### AIM:
Extract the text of every entry below exactly; leave images out.

--- begin EXTRACTED ENTRIES ---

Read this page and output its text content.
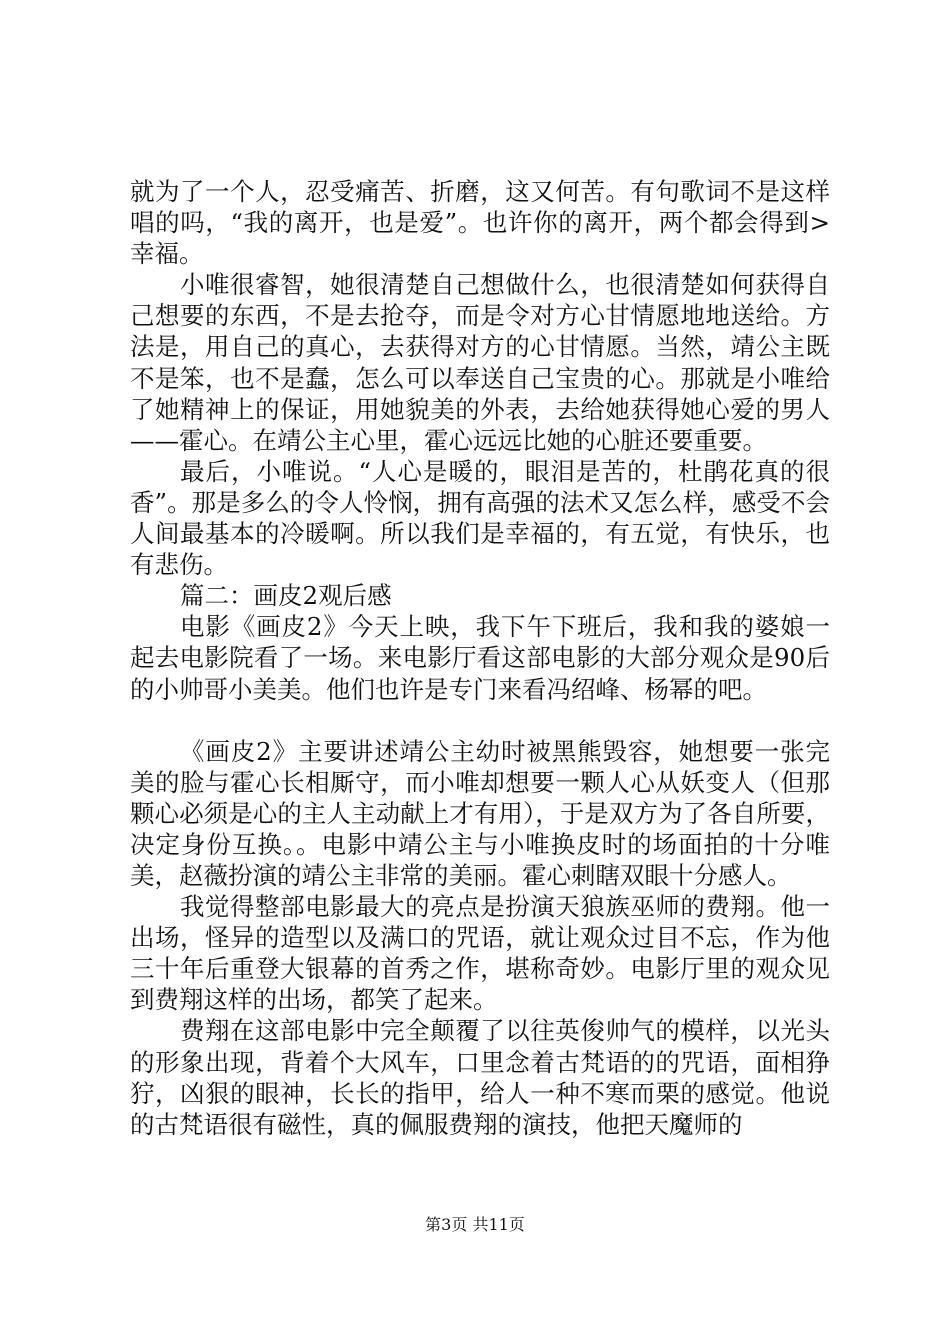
就为了一个人，忍受痛苦、折磨，这又何苦。有句歌词不是这样唱的吗，“我的离开，也是爱”。也许你的离开，两个都会得到>幸福。

小唯很睿智，她很清楚自己想做什么，也很清楚如何获得自己想要的东西，不是去抢夺，而是令对方心甘情愿地地送给。方法是，用自己的真心，去获得对方的心甘情愿。当然，靖公主既不是笨，也不是蠢，怎么可以奉送自己宝贵的心。那就是小唯给了她精神上的保证，用她貌美的外表，去给她获得她心爱的男人——霍心。在靖公主心里，霍心远远比她的心脏还要重要。

最后，小唯说。“人心是暖的，眼泪是苦的，杜鹃花真的很香”。那是多么的令人怜悯，拥有高强的法术又怎么样，感受不会人间最基本的冷暖啊。所以我们是幸福的，有五觉，有快乐，也有悲伤。

篇二：画皮2观后感

电影《画皮2》今天上映，我下午下班后，我和我的婆娘一起去电影院看了一场。来电影厅看这部电影的大部分观众是90后的小帅哥小美美。他们也许是专门来看冯绍峰、杨幂的吧。

《画皮2》主要讲述靖公主幼时被黑熊毁容，她想要一张完美的脸与霍心长相厮守，而小唯却想要一颗人心从妖变人（但那颗心必须是心的主人主动献上才有用），于是双方为了各自所要，决定身份互换。。电影中靖公主与小唯换皮时的场面拍的十分唯美，赵薇扮演的靖公主非常的美丽。霍心刺瞎双眼十分感人。

我觉得整部电影最大的亮点是扮演天狼族巫师的费翔。他一出场，怪异的造型以及满口的咒语，就让观众过目不忘，作为他三十年后重登大银幕的首秀之作，堪称奇妙。电影厅里的观众见到费翔这样的出场，都笑了起来。

费翔在这部电影中完全颠覆了以往英俊帅气的模样，以光头的形象出现，背着个大风车，口里念着古梵语的的咒语，面相狰狞，凶狠的眼神，长长的指甲，给人一种不寒而栗的感觉。他说的古梵语很有磁性，真的佩服费翔的演技，他把天魔师的

第3页 共11页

--- end EXTRACTED ENTRIES ---

### SOLVED EXERCISE:
Read this page and output its text content.
就为了一个人，忍受痛苦、折磨，这又何苦。有句歌词不是这样唱的吗，“我的离开，也是爱”。也许你的离开，两个都会得到>幸福。

小唯很睿智，她很清楚自己想做什么，也很清楚如何获得自己想要的东西，不是去抢夺，而是令对方心甘情愿地地送给。方法是，用自己的真心，去获得对方的心甘情愿。当然，靖公主既不是笨，也不是蠢，怎么可以奉送自己宝贵的心。那就是小唯给了她精神上的保证，用她貌美的外表，去给她获得她心爱的男人——霍心。在靖公主心里，霍心远远比她的心脏还要重要。

最后，小唯说。“人心是暖的，眼泪是苦的，杜鹃花真的很香”。那是多么的令人怜悯，拥有高强的法术又怎么样，感受不会人间最基本的冷暖啊。所以我们是幸福的，有五觉，有快乐，也有悲伤。

篇二：画皮2观后感

电影《画皮2》今天上映，我下午下班后，我和我的婆娘一起去电影院看了一场。来电影厅看这部电影的大部分观众是90后的小帅哥小美美。他们也许是专门来看冯绍峰、杨幂的吧。

《画皮2》主要讲述靖公主幼时被黑熊毁容，她想要一张完美的脸与霍心长相厮守，而小唯却想要一颗人心从妖变人（但那颗心必须是心的主人主动献上才有用），于是双方为了各自所要，决定身份互换。。电影中靖公主与小唯换皮时的场面拍的十分唯美，赵薇扮演的靖公主非常的美丽。霍心刺瞎双眼十分感人。

我觉得整部电影最大的亮点是扮演天狼族巫师的费翔。他一出场，怪异的造型以及满口的咒语，就让观众过目不忘，作为他三十年后重登大银幕的首秀之作，堪称奇妙。电影厅里的观众见到费翔这样的出场，都笑了起来。

费翔在这部电影中完全颠覆了以往英俊帅气的模样，以光头的形象出现，背着个大风车，口里念着古梵语的的咒语，面相狰狞，凶狠的眼神，长长的指甲，给人一种不寒而栗的感觉。他说的古梵语很有磁性，真的佩服费翔的演技，他把天魔师的

第3页 共11页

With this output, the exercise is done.